→ Task to complete
Copy out, word for word, the stretch of lines from the one containing "svg-text:1: 1 (156, 54, 157, 57)" through the one containing "wire branch to", including both of those lines.

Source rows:
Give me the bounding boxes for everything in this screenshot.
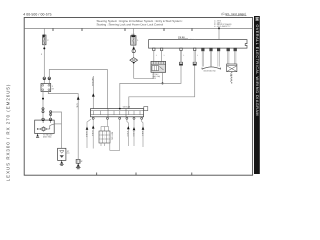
svg-text:1: 1 (156, 54, 157, 57)
ground connector box (76, 159, 80, 163)
bottom border tick 3 (191, 173, 193, 176)
power bus line (24, 27, 252, 29)
bus tick 1 (52, 28, 54, 31)
node on left wire (42, 98, 44, 100)
small connector box at strip right end (144, 107, 148, 111)
wire branch to junction connector (horizontal upper-left) (49, 70, 107, 109)
grid block outputs (100, 143, 102, 146)
wire diamond to ST relay left terminal (134, 64, 154, 79)
mechanical link dashed (231, 72, 233, 85)
ignition switch wires (202, 48, 221, 51)
grid block (key interlock) (99, 131, 110, 143)
wire ST box bottom-right to ground branch (48, 92, 78, 160)
exit wire e (127, 119, 128, 146)
node below fuse F1 (43, 47, 45, 49)
svg-text:W-B 2: W-B 2 (85, 132, 88, 138)
svg-text:AM2 B-W: AM2 B-W (91, 78, 94, 87)
noise filter diamond (130, 58, 138, 64)
ground symbol left (76, 163, 81, 169)
right sidebar bar (254, 16, 260, 174)
pins into switch box (43, 80, 45, 84)
bus junction node (218, 27, 220, 29)
svg-text:KEY SW: KEY SW (111, 132, 114, 140)
inline connector pair on bridge (50, 111, 52, 113)
starter motor box (58, 148, 66, 160)
starter relay unit box (151, 61, 166, 72)
junction connector strip (91, 109, 144, 117)
key cylinder box (227, 64, 237, 72)
starter relay box (35, 120, 55, 133)
fuse F1 (43, 35, 46, 45)
exit wire g (142, 119, 143, 147)
J/C exit connector circles (92, 117, 143, 119)
ignition switch arc (202, 67, 221, 69)
flow arrow on ground wire (77, 96, 80, 99)
relay ground stub (36, 134, 39, 138)
bottom border tick 1 (96, 173, 98, 176)
wire fuse F1 down (43, 45, 45, 77)
relay terminal left (42, 118, 45, 121)
wire relay unit right terminal to line1 (162, 72, 164, 83)
svg-text:C9 C10: C9 C10 (123, 105, 131, 108)
key cylinder terminals (227, 48, 230, 51)
svg-text:4 00-500 / 00-575: 4 00-500 / 00-575 (23, 13, 51, 17)
junction node on strip top (119, 108, 121, 110)
wire ST box bottom-left down (42, 92, 44, 119)
bus tick 5 (191, 28, 193, 31)
svg-text:M: M (254, 17, 259, 21)
svg-text:KEY CYL: KEY CYL (229, 74, 232, 83)
starter ground (60, 160, 64, 165)
wire fuse F2 down (133, 45, 135, 58)
svg-text:W-B: W-B (76, 104, 79, 109)
key cylinder wires (228, 51, 236, 64)
line2 horizontal (129, 65, 195, 108)
svg-text:L-W 6: L-W 6 (126, 131, 129, 137)
bridge wire relay to starter (51, 112, 62, 148)
feeder wire with code (92, 76, 94, 109)
grid right output L-wire (110, 119, 120, 150)
wire bus to fuse F1 (43, 28, 45, 35)
inline connector pair left (42, 108, 44, 110)
svg-text:IGNITION SW: IGNITION SW (204, 70, 216, 73)
svg-text:1: 1 (183, 54, 184, 57)
bottom border tick 2 (135, 173, 137, 176)
engine room R/B big box (149, 40, 247, 49)
svg-text:LEXUS RX300 / RX 270 (EM26U5): LEXUS RX300 / RX 270 (EM26U5) (6, 84, 11, 182)
connector pin circle B (48, 77, 51, 80)
node below fuse F2 (133, 47, 135, 49)
svg-text:1: 1 (197, 54, 198, 57)
fuse F2 (131, 35, 136, 45)
svg-text:OVERALL ELECTRICAL WIRING DIAG: OVERALL ELECTRICAL WIRING DIAGRAM (255, 25, 259, 117)
wire connector to R/B stub 2 (193, 51, 195, 63)
exit wire a (far left) (87, 119, 91, 148)
header system titles (97, 19, 184, 26)
svg-text:W-B 4: W-B 4 (91, 131, 94, 137)
exit wire f (133, 119, 135, 146)
bus tick 4 (163, 28, 165, 31)
svg-text:(MG SW): (MG SW) (43, 136, 52, 139)
bus tick 3 (124, 28, 126, 31)
svg-text:4 : W-R 4WD/CTY: 4 : W-R 4WD/CTY (214, 25, 231, 28)
flow arrow on feeder (92, 93, 95, 96)
wires R/B to ST relay unit (153, 51, 155, 62)
svg-text:1: 1 (164, 54, 165, 57)
svg-text:(Cont. next page): (Cont. next page) (221, 12, 246, 16)
wire bus to fuse F2 (132, 28, 134, 35)
bus tick 2 (81, 28, 83, 31)
wire connector to R/B stub (179, 51, 181, 63)
relay switched output to starter (54, 123, 61, 125)
connector box on wire x191 (193, 62, 196, 65)
svg-text:Starting : Steering Lock and: Starting : Steering Lock and Power Door … (97, 22, 164, 26)
diagram frame (24, 18, 252, 176)
svg-text:2: 2 (41, 53, 42, 56)
inline connector below F2 (132, 49, 135, 52)
wire bus node to R/B (218, 28, 220, 39)
exit wire c to grid block (107, 119, 109, 126)
connector box on wire x180 (179, 62, 182, 65)
exit wire b (92, 119, 94, 148)
line1 horizontal (120, 65, 181, 108)
ignition switch box ST (41, 84, 51, 92)
starter stub right (66, 152, 70, 154)
legend notes top-right (214, 19, 232, 28)
connector pin circle A (43, 77, 46, 80)
R/B terminal circles to ST relay (153, 48, 155, 50)
relay terminal right (49, 118, 52, 121)
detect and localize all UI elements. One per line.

→ Correct result
svg-text:1: 1 (156, 54, 157, 57)
ground connector box (76, 159, 80, 163)
bottom border tick 3 (191, 173, 193, 176)
power bus line (24, 27, 252, 29)
bus tick 1 (52, 28, 54, 31)
node on left wire (42, 98, 44, 100)
small connector box at strip right end (144, 107, 148, 111)
wire branch to junction connector (horizontal upper-left) (49, 70, 107, 109)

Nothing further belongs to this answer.